═══ Raw data ═══
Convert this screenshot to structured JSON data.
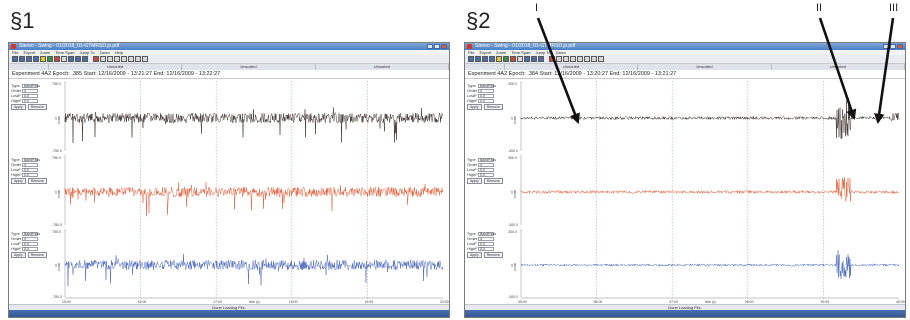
{
  "panels": [
    {
      "label": "§1",
      "window": {
        "title": "Stereo - Swing - 01/2018_01-GTMRSD.js.pdf",
        "menu": [
          "File",
          "Export",
          "Zoom",
          "Time Span",
          "Jump To",
          "Zoom",
          "Help"
        ],
        "tabs": [
          "",
          "Unsorted",
          "Unsorted",
          "Unsorted"
        ],
        "info": "Experiment 4A2 Epoch: .385 Start: 12/16/2009 - 13:21:27 End: 12/16/2009 - 13:22:27",
        "status": "Done Loading File."
      },
      "controls": {
        "type_label": "Type",
        "type_value": "BandPass",
        "order_label": "Order",
        "order_value": "4",
        "lowf_label": "LowF",
        "lowf_value": "0.0",
        "highf_label": "HighF",
        "highf_value": "0.0",
        "apply_label": "Apply",
        "remove_label": "Remove"
      },
      "channels": [
        {
          "color": "#2b1f1a",
          "top_tick": "750.0",
          "mid_tick": "0.0",
          "bot_tick": "-750.0",
          "ylabel": "Chn 1"
        },
        {
          "color": "#e0542b",
          "top_tick": "750.0",
          "mid_tick": "0.0",
          "bot_tick": "-750.0",
          "ylabel": "Chn 2"
        },
        {
          "color": "#3b5bb8",
          "top_tick": "750.0",
          "mid_tick": "0.0",
          "bot_tick": "-750.0",
          "ylabel": "Chn 3"
        }
      ],
      "x_ticks": [
        "15:00",
        "16:00",
        "17:00",
        "18:00",
        "19:00",
        "20:00"
      ],
      "x_label": "time (s)"
    },
    {
      "label": "§2",
      "window": {
        "title": "Stereo - Swing - 01/2018_01-GTMRSD.js.pdf",
        "menu": [
          "File",
          "Export",
          "Zoom",
          "Time Span",
          "Jump To",
          "Zoom"
        ],
        "tabs": [
          "",
          "Unsorted",
          "Unsorted",
          "Unsorted"
        ],
        "info": "Experiment 4A2 Epoch: .384 Start: 12/16/2009 - 13:20:27 End: 12/16/2009 - 13:21:27",
        "status": "Done Loading File."
      },
      "controls": {
        "type_label": "Type",
        "type_value": "BandPass",
        "order_label": "Order",
        "order_value": "4",
        "lowf_label": "LowF",
        "lowf_value": "0.0",
        "highf_label": "HighF",
        "highf_value": "0.0",
        "apply_label": "Apply",
        "remove_label": "Remove"
      },
      "channels": [
        {
          "color": "#2b1f1a",
          "top_tick": "300.0",
          "mid_tick": "0.0",
          "bot_tick": "-300.0",
          "ylabel": "Chn 1"
        },
        {
          "color": "#e0542b",
          "top_tick": "300.0",
          "mid_tick": "0.0",
          "bot_tick": "-300.0",
          "ylabel": "Chn 2"
        },
        {
          "color": "#3b5bb8",
          "top_tick": "300.0",
          "mid_tick": "0.0",
          "bot_tick": "-300.0",
          "ylabel": "Chn 3"
        }
      ],
      "x_ticks": [
        "35:00",
        "36:00",
        "37:00",
        "38:00",
        "39:00",
        "40:00"
      ],
      "x_label": "time (s)",
      "annotations": [
        {
          "text": "I"
        },
        {
          "text": "II"
        },
        {
          "text": "III"
        }
      ]
    }
  ]
}
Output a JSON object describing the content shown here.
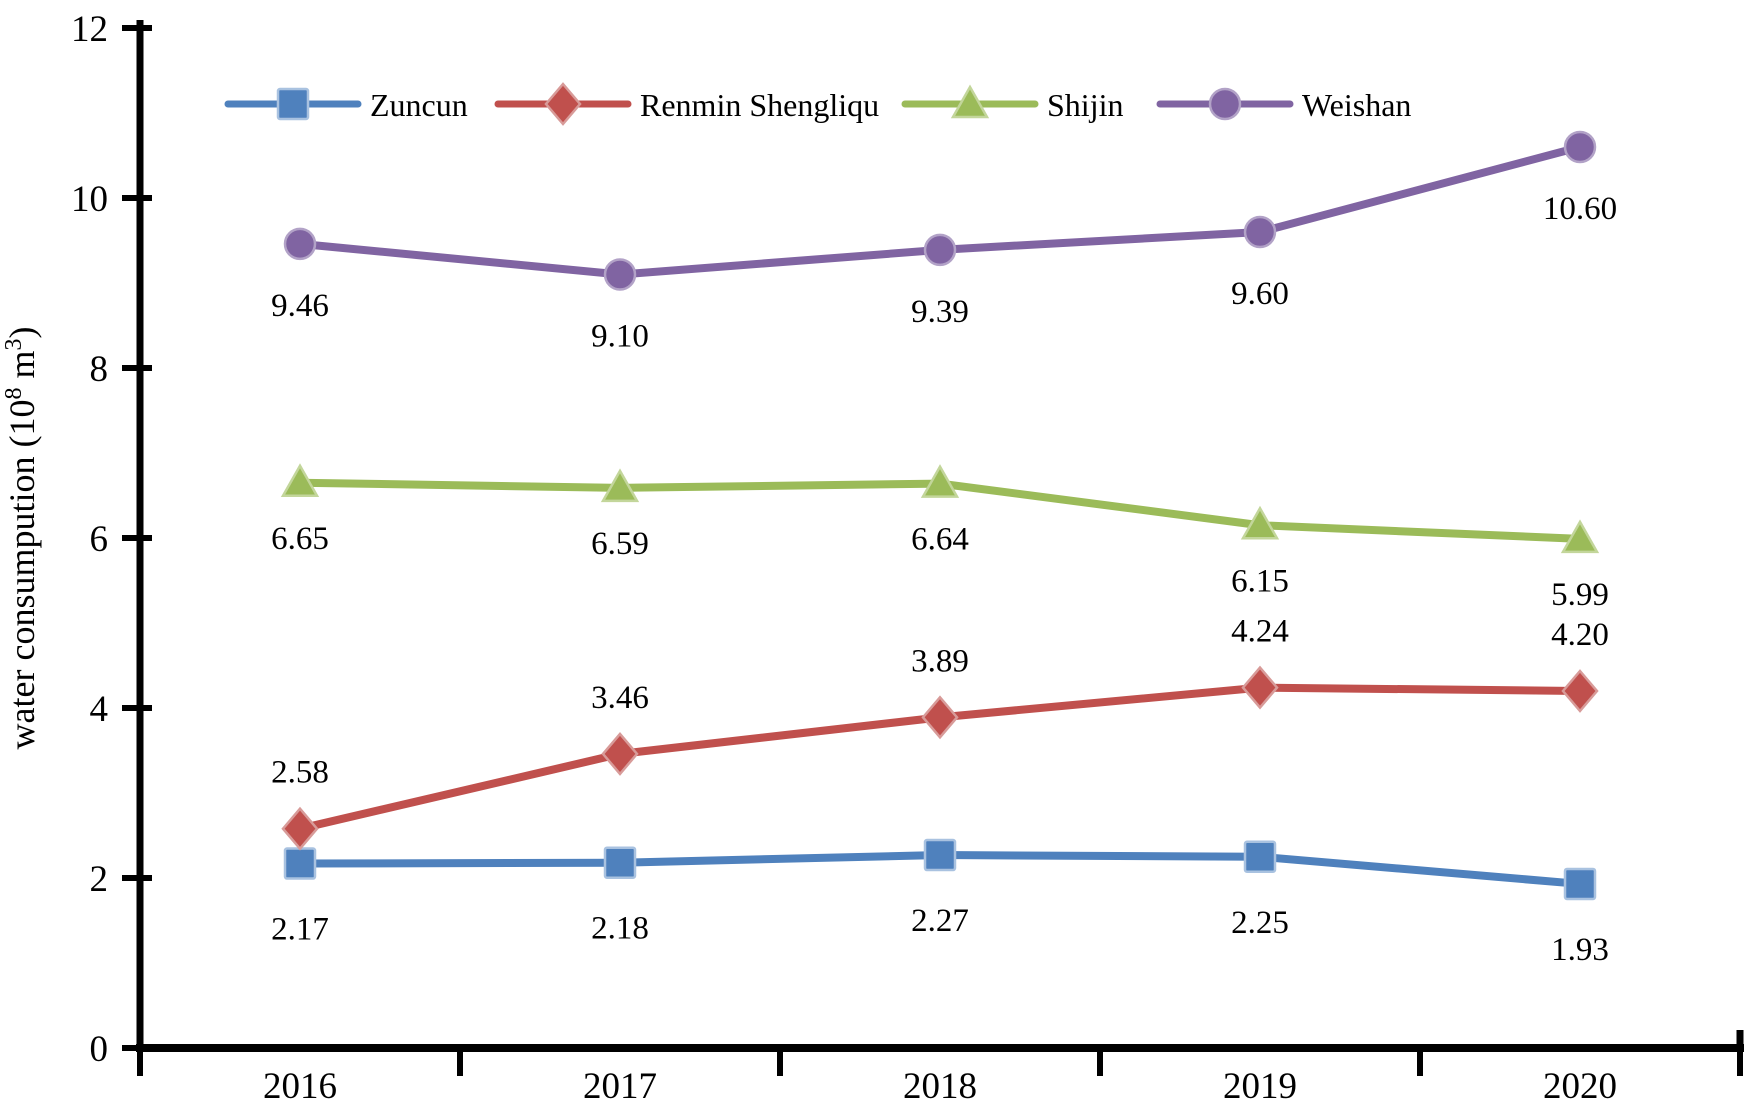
{
  "chart_data": {
    "type": "line",
    "title": "",
    "xlabel": "",
    "ylabel": "water consumpution (10⁸ m³)",
    "ylabel_rich": {
      "prefix": "water consumpution (10",
      "superscript_1": "8",
      "middle": " m",
      "superscript_2": "3",
      "suffix": ")"
    },
    "categories": [
      "2016",
      "2017",
      "2018",
      "2019",
      "2020"
    ],
    "ylim": [
      0,
      12
    ],
    "ytick_interval": 2,
    "ytick_labels": [
      "0",
      "2",
      "4",
      "6",
      "8",
      "10",
      "12"
    ],
    "grid": false,
    "legend_position": "top",
    "axis_color": "#000000",
    "background_color": "#ffffff",
    "series": [
      {
        "name": "Zuncun",
        "marker": "square",
        "color": "#4F81BD",
        "marker_outline": "#A9C2E0",
        "values": [
          2.17,
          2.18,
          2.27,
          2.25,
          1.93
        ],
        "data_labels": [
          "2.17",
          "2.18",
          "2.27",
          "2.25",
          "1.93"
        ],
        "label_side": "below"
      },
      {
        "name": "Renmin Shengliqu",
        "marker": "diamond",
        "color": "#C0504D",
        "marker_outline": "#D89B99",
        "values": [
          2.58,
          3.46,
          3.89,
          4.24,
          4.2
        ],
        "data_labels": [
          "2.58",
          "3.46",
          "3.89",
          "4.24",
          "4.20"
        ],
        "label_side": "above"
      },
      {
        "name": "Shijin",
        "marker": "triangle",
        "color": "#9BBB59",
        "marker_outline": "#C3D69B",
        "values": [
          6.65,
          6.59,
          6.64,
          6.15,
          5.99
        ],
        "data_labels": [
          "6.65",
          "6.59",
          "6.64",
          "6.15",
          "5.99"
        ],
        "label_side": "below"
      },
      {
        "name": "Weishan",
        "marker": "circle",
        "color": "#8064A2",
        "marker_outline": "#B2A2C7",
        "values": [
          9.46,
          9.1,
          9.39,
          9.6,
          10.6
        ],
        "data_labels": [
          "9.46",
          "9.10",
          "9.39",
          "9.60",
          "10.60"
        ],
        "label_side": "below"
      }
    ]
  }
}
═══
:: Task to complete ::
Give the number of lines in the material above that have the word "consumpution" in them, and nothing more.

:: Task output ::
2